Edit the items that follow by replacing "satellite-imagery" with "aerial-imagery", keeping everything else unchanged and leaving the pictures out.
(begin)
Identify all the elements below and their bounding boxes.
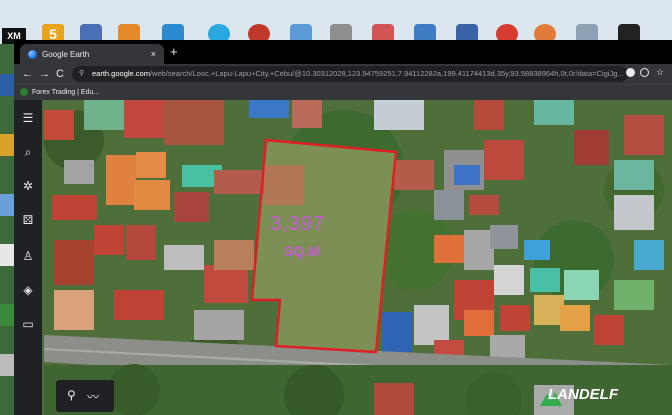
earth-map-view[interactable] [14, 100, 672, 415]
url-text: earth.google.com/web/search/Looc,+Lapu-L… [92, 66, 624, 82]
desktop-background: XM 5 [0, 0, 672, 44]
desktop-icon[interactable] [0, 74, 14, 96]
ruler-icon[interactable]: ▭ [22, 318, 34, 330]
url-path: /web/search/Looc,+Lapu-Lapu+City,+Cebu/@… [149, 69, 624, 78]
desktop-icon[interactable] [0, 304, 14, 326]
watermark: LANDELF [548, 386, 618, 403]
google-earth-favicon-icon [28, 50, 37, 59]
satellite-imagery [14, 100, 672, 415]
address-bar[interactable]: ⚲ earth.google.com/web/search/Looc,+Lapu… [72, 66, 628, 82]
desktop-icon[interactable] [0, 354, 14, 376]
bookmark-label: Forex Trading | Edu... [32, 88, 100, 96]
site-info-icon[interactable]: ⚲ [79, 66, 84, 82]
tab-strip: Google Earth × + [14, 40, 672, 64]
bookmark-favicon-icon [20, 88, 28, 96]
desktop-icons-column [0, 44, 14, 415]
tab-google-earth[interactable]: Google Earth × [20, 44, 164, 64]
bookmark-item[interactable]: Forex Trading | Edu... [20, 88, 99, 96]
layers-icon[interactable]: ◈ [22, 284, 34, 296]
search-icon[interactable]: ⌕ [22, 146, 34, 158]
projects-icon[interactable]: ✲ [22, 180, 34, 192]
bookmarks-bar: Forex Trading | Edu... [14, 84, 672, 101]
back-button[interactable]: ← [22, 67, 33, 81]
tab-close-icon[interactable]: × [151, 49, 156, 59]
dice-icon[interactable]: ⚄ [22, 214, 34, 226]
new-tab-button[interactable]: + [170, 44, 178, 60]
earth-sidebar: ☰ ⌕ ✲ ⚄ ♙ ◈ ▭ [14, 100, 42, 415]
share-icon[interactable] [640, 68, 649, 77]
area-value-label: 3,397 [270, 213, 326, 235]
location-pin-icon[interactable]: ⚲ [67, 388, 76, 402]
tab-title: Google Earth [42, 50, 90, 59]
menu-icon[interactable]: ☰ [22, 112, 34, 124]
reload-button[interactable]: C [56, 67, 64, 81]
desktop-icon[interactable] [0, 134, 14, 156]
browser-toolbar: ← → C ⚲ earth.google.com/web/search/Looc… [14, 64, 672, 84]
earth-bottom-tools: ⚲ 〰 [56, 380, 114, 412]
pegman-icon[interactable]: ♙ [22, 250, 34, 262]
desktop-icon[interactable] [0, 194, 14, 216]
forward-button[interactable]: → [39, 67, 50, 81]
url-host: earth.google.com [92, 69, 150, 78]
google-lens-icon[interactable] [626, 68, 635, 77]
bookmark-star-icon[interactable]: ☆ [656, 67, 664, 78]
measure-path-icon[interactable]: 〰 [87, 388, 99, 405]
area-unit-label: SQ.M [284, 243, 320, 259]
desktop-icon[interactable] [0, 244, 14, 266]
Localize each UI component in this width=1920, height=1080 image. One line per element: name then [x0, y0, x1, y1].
(end)
• [THE RESULT]:
Identify all the elements below and their bounding boxes.
earth-map-view[interactable] [14, 100, 672, 415]
url-text: earth.google.com/web/search/Looc,+Lapu-L… [92, 66, 624, 82]
desktop-background: XM 5 [0, 0, 672, 44]
desktop-icon[interactable] [0, 74, 14, 96]
ruler-icon[interactable]: ▭ [22, 318, 34, 330]
url-path: /web/search/Looc,+Lapu-Lapu+City,+Cebu/@… [149, 69, 624, 78]
desktop-icon[interactable] [0, 304, 14, 326]
watermark: LANDELF [548, 386, 618, 403]
google-earth-favicon-icon [28, 50, 37, 59]
aerial-imagery [14, 100, 672, 415]
address-bar[interactable]: ⚲ earth.google.com/web/search/Looc,+Lapu… [72, 66, 628, 82]
desktop-icon[interactable] [0, 354, 14, 376]
bookmark-label: Forex Trading | Edu... [32, 88, 100, 96]
site-info-icon[interactable]: ⚲ [79, 66, 84, 82]
tab-strip: Google Earth × + [14, 40, 672, 64]
bookmark-favicon-icon [20, 88, 28, 96]
desktop-icons-column [0, 44, 14, 415]
tab-google-earth[interactable]: Google Earth × [20, 44, 164, 64]
bookmark-item[interactable]: Forex Trading | Edu... [20, 88, 99, 96]
layers-icon[interactable]: ◈ [22, 284, 34, 296]
search-icon[interactable]: ⌕ [22, 146, 34, 158]
projects-icon[interactable]: ✲ [22, 180, 34, 192]
bookmarks-bar: Forex Trading | Edu... [14, 84, 672, 101]
back-button[interactable]: ← [22, 67, 33, 81]
tab-close-icon[interactable]: × [151, 49, 156, 59]
dice-icon[interactable]: ⚄ [22, 214, 34, 226]
new-tab-button[interactable]: + [170, 44, 178, 60]
earth-sidebar: ☰ ⌕ ✲ ⚄ ♙ ◈ ▭ [14, 100, 42, 415]
share-icon[interactable] [640, 68, 649, 77]
area-value-label: 3,397 [270, 213, 326, 235]
location-pin-icon[interactable]: ⚲ [67, 388, 76, 402]
tab-title: Google Earth [42, 50, 90, 59]
menu-icon[interactable]: ☰ [22, 112, 34, 124]
reload-button[interactable]: C [56, 67, 64, 81]
desktop-icon[interactable] [0, 134, 14, 156]
browser-toolbar: ← → C ⚲ earth.google.com/web/search/Looc… [14, 64, 672, 84]
earth-bottom-tools: ⚲ 〰 [56, 380, 114, 412]
pegman-icon[interactable]: ♙ [22, 250, 34, 262]
desktop-icon[interactable] [0, 194, 14, 216]
forward-button[interactable]: → [39, 67, 50, 81]
url-host: earth.google.com [92, 69, 150, 78]
google-lens-icon[interactable] [626, 68, 635, 77]
bookmark-star-icon[interactable]: ☆ [656, 67, 664, 78]
measure-path-icon[interactable]: 〰 [87, 388, 99, 405]
area-unit-label: SQ.M [284, 243, 320, 259]
desktop-icon[interactable] [0, 244, 14, 266]
Localize each UI component in this width=1920, height=1080 image. One line per element: name then [x0, y0, x1, y1].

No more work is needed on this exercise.